>> Start

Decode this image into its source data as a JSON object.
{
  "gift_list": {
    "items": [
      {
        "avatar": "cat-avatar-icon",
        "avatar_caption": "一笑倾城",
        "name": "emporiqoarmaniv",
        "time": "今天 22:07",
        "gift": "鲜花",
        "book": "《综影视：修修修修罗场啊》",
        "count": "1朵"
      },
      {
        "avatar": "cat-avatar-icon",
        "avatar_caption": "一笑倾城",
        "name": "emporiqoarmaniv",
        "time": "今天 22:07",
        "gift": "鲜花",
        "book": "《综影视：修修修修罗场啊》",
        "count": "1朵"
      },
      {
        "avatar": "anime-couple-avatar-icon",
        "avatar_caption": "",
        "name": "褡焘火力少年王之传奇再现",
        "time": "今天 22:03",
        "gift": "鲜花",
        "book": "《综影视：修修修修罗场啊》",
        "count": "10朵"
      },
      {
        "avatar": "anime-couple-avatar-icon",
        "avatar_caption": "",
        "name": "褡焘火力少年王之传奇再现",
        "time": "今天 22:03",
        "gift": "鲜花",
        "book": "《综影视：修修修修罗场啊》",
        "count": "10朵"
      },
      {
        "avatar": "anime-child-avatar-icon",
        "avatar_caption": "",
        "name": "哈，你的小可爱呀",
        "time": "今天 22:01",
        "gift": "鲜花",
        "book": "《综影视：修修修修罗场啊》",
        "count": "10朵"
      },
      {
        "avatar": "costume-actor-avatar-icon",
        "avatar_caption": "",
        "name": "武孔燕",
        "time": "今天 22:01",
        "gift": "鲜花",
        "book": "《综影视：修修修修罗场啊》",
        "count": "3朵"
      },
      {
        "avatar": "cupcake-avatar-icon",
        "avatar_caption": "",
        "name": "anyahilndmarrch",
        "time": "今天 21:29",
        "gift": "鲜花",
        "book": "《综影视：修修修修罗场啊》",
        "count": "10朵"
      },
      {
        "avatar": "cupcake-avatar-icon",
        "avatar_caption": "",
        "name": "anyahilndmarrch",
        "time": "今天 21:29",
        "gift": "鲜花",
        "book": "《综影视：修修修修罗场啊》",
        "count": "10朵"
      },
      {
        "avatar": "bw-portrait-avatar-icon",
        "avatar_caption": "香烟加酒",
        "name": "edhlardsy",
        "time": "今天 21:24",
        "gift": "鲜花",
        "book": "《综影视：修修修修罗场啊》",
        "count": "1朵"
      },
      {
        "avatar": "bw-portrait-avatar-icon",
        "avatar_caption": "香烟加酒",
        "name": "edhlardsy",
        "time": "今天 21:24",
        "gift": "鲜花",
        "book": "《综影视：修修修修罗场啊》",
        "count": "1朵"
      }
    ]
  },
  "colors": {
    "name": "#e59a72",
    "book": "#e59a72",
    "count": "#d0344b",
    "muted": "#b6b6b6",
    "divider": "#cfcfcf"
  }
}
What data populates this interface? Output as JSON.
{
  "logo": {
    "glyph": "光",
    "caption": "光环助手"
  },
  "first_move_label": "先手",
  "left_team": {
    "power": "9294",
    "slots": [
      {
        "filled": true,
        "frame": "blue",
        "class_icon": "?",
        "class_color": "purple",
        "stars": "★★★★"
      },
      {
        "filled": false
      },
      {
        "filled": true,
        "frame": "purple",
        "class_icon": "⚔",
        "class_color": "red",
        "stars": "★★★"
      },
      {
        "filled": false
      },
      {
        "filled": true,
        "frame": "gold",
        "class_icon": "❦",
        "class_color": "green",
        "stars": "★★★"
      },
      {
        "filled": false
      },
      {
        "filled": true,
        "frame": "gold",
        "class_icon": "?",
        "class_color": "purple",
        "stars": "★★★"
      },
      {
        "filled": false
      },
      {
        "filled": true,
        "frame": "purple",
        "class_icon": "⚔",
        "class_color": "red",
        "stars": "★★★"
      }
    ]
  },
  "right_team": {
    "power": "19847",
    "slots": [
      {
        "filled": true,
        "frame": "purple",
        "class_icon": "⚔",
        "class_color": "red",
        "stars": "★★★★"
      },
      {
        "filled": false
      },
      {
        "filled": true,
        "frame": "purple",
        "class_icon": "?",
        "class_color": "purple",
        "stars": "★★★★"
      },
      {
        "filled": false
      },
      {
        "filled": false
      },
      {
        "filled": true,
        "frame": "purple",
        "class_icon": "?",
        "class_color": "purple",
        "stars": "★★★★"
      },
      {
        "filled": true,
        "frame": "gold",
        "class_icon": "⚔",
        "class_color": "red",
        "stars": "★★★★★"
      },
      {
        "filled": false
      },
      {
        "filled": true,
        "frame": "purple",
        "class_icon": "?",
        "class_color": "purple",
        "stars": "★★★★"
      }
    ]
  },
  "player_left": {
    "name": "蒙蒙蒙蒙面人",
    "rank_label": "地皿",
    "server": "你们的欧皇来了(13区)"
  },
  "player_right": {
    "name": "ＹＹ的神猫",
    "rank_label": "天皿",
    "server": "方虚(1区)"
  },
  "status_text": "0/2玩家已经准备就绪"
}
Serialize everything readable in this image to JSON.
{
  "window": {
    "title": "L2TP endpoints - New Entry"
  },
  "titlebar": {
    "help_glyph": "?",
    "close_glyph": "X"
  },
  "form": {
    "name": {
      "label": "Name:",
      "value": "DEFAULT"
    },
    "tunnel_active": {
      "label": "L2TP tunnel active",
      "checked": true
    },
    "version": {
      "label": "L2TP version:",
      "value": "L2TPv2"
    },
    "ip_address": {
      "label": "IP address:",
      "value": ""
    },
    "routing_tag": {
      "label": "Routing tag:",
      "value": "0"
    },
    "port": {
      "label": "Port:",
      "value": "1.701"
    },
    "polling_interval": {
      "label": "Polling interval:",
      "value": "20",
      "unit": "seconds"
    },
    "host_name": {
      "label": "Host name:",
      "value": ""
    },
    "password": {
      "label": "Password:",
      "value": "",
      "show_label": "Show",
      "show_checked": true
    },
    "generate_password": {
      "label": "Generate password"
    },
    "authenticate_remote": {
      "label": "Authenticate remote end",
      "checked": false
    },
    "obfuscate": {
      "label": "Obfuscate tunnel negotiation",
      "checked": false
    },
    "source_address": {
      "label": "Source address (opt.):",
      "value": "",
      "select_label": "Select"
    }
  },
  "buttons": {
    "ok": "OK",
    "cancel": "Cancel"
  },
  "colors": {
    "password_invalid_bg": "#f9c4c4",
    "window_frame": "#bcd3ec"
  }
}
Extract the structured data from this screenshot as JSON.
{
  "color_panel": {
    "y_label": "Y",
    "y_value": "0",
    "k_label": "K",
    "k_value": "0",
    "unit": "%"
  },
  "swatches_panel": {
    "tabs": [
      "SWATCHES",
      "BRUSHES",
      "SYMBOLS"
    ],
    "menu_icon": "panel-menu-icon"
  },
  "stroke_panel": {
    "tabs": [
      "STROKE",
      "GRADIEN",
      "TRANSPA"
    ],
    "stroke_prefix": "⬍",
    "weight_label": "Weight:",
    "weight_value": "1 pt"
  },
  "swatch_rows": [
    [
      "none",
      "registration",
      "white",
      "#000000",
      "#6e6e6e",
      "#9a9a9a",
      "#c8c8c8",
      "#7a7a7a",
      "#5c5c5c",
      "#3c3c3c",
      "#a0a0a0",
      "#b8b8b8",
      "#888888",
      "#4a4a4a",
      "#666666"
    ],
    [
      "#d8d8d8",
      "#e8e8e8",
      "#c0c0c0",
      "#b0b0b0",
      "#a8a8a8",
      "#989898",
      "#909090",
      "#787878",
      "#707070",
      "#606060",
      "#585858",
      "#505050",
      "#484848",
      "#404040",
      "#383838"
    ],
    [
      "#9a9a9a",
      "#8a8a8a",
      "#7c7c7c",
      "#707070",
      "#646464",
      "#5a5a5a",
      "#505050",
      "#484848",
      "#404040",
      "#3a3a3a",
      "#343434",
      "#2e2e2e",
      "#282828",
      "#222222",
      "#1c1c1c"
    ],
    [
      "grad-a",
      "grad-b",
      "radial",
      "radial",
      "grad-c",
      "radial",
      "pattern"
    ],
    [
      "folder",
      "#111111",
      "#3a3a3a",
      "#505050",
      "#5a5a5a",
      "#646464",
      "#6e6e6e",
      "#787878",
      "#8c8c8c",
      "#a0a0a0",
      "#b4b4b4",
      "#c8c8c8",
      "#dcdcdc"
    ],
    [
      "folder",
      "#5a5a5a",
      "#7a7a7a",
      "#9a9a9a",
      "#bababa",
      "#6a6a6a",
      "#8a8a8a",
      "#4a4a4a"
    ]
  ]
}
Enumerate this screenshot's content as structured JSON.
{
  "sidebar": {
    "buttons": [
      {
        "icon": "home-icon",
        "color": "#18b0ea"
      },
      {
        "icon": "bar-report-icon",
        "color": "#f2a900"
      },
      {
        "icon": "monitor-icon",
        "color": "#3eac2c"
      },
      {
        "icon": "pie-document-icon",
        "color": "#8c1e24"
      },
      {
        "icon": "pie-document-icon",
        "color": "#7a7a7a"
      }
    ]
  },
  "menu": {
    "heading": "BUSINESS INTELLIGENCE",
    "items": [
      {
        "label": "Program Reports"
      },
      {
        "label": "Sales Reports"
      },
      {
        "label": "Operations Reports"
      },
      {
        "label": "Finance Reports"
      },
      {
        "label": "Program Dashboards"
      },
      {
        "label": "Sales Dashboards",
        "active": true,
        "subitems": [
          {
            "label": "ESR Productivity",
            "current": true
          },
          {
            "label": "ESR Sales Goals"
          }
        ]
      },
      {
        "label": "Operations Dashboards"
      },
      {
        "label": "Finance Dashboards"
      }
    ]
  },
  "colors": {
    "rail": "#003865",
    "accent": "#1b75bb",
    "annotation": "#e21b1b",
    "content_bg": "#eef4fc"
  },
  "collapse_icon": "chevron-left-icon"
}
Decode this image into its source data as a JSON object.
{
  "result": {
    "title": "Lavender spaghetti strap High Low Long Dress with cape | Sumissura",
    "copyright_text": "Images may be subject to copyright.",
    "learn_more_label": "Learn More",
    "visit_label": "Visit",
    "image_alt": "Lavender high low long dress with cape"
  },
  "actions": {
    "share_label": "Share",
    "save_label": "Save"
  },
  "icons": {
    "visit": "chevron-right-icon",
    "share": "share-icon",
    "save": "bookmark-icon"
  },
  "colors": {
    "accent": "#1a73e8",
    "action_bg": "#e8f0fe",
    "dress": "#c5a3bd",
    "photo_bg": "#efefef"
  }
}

>> End

_EXERCISE DIRECTIONS_.
Tally the lines that hold the string "JSON" and state the total, nothing more.

_RESPONSE_.
6